--- Start of DATA FOR PROCESSING ---

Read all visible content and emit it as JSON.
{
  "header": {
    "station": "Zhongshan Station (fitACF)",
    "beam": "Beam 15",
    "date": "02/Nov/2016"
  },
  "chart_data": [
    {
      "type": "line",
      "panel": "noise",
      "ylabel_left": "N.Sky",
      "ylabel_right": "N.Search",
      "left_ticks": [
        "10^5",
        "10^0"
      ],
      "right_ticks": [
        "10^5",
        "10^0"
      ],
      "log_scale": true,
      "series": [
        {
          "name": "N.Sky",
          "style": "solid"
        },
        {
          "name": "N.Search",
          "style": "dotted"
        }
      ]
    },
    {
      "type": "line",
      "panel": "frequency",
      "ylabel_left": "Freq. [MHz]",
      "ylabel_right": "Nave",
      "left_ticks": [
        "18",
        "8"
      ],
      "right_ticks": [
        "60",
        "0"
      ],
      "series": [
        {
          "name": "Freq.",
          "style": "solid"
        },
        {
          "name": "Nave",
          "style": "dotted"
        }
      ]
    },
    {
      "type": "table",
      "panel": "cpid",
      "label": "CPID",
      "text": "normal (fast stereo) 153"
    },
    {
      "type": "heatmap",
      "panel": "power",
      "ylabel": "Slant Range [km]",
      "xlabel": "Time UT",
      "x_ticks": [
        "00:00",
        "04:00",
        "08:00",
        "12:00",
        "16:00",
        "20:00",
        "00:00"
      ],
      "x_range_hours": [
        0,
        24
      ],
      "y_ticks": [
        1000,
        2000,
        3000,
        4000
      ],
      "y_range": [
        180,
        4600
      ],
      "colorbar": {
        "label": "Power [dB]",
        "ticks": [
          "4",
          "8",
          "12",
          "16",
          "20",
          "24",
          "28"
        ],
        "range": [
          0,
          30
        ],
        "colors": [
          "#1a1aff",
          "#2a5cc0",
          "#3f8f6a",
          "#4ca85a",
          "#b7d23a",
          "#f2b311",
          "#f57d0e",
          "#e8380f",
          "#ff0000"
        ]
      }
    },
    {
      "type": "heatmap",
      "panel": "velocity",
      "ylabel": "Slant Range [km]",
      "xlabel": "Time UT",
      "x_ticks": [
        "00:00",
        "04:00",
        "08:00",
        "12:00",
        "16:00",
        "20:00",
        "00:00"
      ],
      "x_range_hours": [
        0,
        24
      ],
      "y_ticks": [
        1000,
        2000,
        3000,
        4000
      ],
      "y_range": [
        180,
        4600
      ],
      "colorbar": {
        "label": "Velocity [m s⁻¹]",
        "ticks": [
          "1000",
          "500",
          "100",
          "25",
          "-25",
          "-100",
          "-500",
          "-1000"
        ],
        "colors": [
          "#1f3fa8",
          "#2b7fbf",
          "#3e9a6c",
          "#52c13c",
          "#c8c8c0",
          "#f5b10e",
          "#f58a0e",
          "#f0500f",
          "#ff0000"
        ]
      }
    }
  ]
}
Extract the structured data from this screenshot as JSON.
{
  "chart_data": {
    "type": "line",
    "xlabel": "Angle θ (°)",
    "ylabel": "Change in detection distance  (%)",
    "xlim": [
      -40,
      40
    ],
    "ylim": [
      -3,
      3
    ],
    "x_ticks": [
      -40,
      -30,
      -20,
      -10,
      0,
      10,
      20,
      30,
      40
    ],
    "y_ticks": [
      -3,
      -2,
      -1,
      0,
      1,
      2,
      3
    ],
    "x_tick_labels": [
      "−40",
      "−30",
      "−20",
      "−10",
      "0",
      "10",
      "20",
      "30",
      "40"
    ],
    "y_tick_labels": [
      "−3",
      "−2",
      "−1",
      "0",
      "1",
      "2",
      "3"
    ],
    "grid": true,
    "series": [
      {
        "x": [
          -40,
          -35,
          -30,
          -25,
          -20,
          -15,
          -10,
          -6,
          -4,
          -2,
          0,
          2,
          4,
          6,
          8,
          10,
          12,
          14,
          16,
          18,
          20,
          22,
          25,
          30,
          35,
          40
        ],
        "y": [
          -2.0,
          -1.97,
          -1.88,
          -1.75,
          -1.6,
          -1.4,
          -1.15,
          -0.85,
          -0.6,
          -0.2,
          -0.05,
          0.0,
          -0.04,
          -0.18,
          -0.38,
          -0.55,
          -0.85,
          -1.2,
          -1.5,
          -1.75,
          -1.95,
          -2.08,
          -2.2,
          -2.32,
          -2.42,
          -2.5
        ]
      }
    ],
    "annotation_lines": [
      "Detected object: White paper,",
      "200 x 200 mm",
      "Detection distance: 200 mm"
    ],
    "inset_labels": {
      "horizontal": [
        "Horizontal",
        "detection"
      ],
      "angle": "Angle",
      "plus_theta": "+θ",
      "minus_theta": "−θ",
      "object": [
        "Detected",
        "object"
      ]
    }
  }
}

--- End of DATA FOR PROCESSING ---

● **PROBLEM TO SOLVE**: Please repeat the listing above in full and exactly.

● **THE REPLY**:
Read all visible content and emit it as JSON.
{
  "header": {
    "station": "Zhongshan Station (fitACF)",
    "beam": "Beam 15",
    "date": "02/Nov/2016"
  },
  "chart_data": [
    {
      "type": "line",
      "panel": "noise",
      "ylabel_left": "N.Sky",
      "ylabel_right": "N.Search",
      "left_ticks": [
        "10^5",
        "10^0"
      ],
      "right_ticks": [
        "10^5",
        "10^0"
      ],
      "log_scale": true,
      "series": [
        {
          "name": "N.Sky",
          "style": "solid"
        },
        {
          "name": "N.Search",
          "style": "dotted"
        }
      ]
    },
    {
      "type": "line",
      "panel": "frequency",
      "ylabel_left": "Freq. [MHz]",
      "ylabel_right": "Nave",
      "left_ticks": [
        "18",
        "8"
      ],
      "right_ticks": [
        "60",
        "0"
      ],
      "series": [
        {
          "name": "Freq.",
          "style": "solid"
        },
        {
          "name": "Nave",
          "style": "dotted"
        }
      ]
    },
    {
      "type": "table",
      "panel": "cpid",
      "label": "CPID",
      "text": "normal (fast stereo) 153"
    },
    {
      "type": "heatmap",
      "panel": "power",
      "ylabel": "Slant Range [km]",
      "xlabel": "Time UT",
      "x_ticks": [
        "00:00",
        "04:00",
        "08:00",
        "12:00",
        "16:00",
        "20:00",
        "00:00"
      ],
      "x_range_hours": [
        0,
        24
      ],
      "y_ticks": [
        1000,
        2000,
        3000,
        4000
      ],
      "y_range": [
        180,
        4600
      ],
      "colorbar": {
        "label": "Power [dB]",
        "ticks": [
          "4",
          "8",
          "12",
          "16",
          "20",
          "24",
          "28"
        ],
        "range": [
          0,
          30
        ],
        "colors": [
          "#1a1aff",
          "#2a5cc0",
          "#3f8f6a",
          "#4ca85a",
          "#b7d23a",
          "#f2b311",
          "#f57d0e",
          "#e8380f",
          "#ff0000"
        ]
      }
    },
    {
      "type": "heatmap",
      "panel": "velocity",
      "ylabel": "Slant Range [km]",
      "xlabel": "Time UT",
      "x_ticks": [
        "00:00",
        "04:00",
        "08:00",
        "12:00",
        "16:00",
        "20:00",
        "00:00"
      ],
      "x_range_hours": [
        0,
        24
      ],
      "y_ticks": [
        1000,
        2000,
        3000,
        4000
      ],
      "y_range": [
        180,
        4600
      ],
      "colorbar": {
        "label": "Velocity [m s⁻¹]",
        "ticks": [
          "1000",
          "500",
          "100",
          "25",
          "-25",
          "-100",
          "-500",
          "-1000"
        ],
        "colors": [
          "#1f3fa8",
          "#2b7fbf",
          "#3e9a6c",
          "#52c13c",
          "#c8c8c0",
          "#f5b10e",
          "#f58a0e",
          "#f0500f",
          "#ff0000"
        ]
      }
    }
  ]
}
Extract the structured data from this screenshot as JSON.
{
  "chart_data": {
    "type": "line",
    "xlabel": "Angle θ (°)",
    "ylabel": "Change in detection distance  (%)",
    "xlim": [
      -40,
      40
    ],
    "ylim": [
      -3,
      3
    ],
    "x_ticks": [
      -40,
      -30,
      -20,
      -10,
      0,
      10,
      20,
      30,
      40
    ],
    "y_ticks": [
      -3,
      -2,
      -1,
      0,
      1,
      2,
      3
    ],
    "x_tick_labels": [
      "−40",
      "−30",
      "−20",
      "−10",
      "0",
      "10",
      "20",
      "30",
      "40"
    ],
    "y_tick_labels": [
      "−3",
      "−2",
      "−1",
      "0",
      "1",
      "2",
      "3"
    ],
    "grid": true,
    "series": [
      {
        "x": [
          -40,
          -35,
          -30,
          -25,
          -20,
          -15,
          -10,
          -6,
          -4,
          -2,
          0,
          2,
          4,
          6,
          8,
          10,
          12,
          14,
          16,
          18,
          20,
          22,
          25,
          30,
          35,
          40
        ],
        "y": [
          -2.0,
          -1.97,
          -1.88,
          -1.75,
          -1.6,
          -1.4,
          -1.15,
          -0.85,
          -0.6,
          -0.2,
          -0.05,
          0.0,
          -0.04,
          -0.18,
          -0.38,
          -0.55,
          -0.85,
          -1.2,
          -1.5,
          -1.75,
          -1.95,
          -2.08,
          -2.2,
          -2.32,
          -2.42,
          -2.5
        ]
      }
    ],
    "annotation_lines": [
      "Detected object: White paper,",
      "200 x 200 mm",
      "Detection distance: 200 mm"
    ],
    "inset_labels": {
      "horizontal": [
        "Horizontal",
        "detection"
      ],
      "angle": "Angle",
      "plus_theta": "+θ",
      "minus_theta": "−θ",
      "object": [
        "Detected",
        "object"
      ]
    }
  }
}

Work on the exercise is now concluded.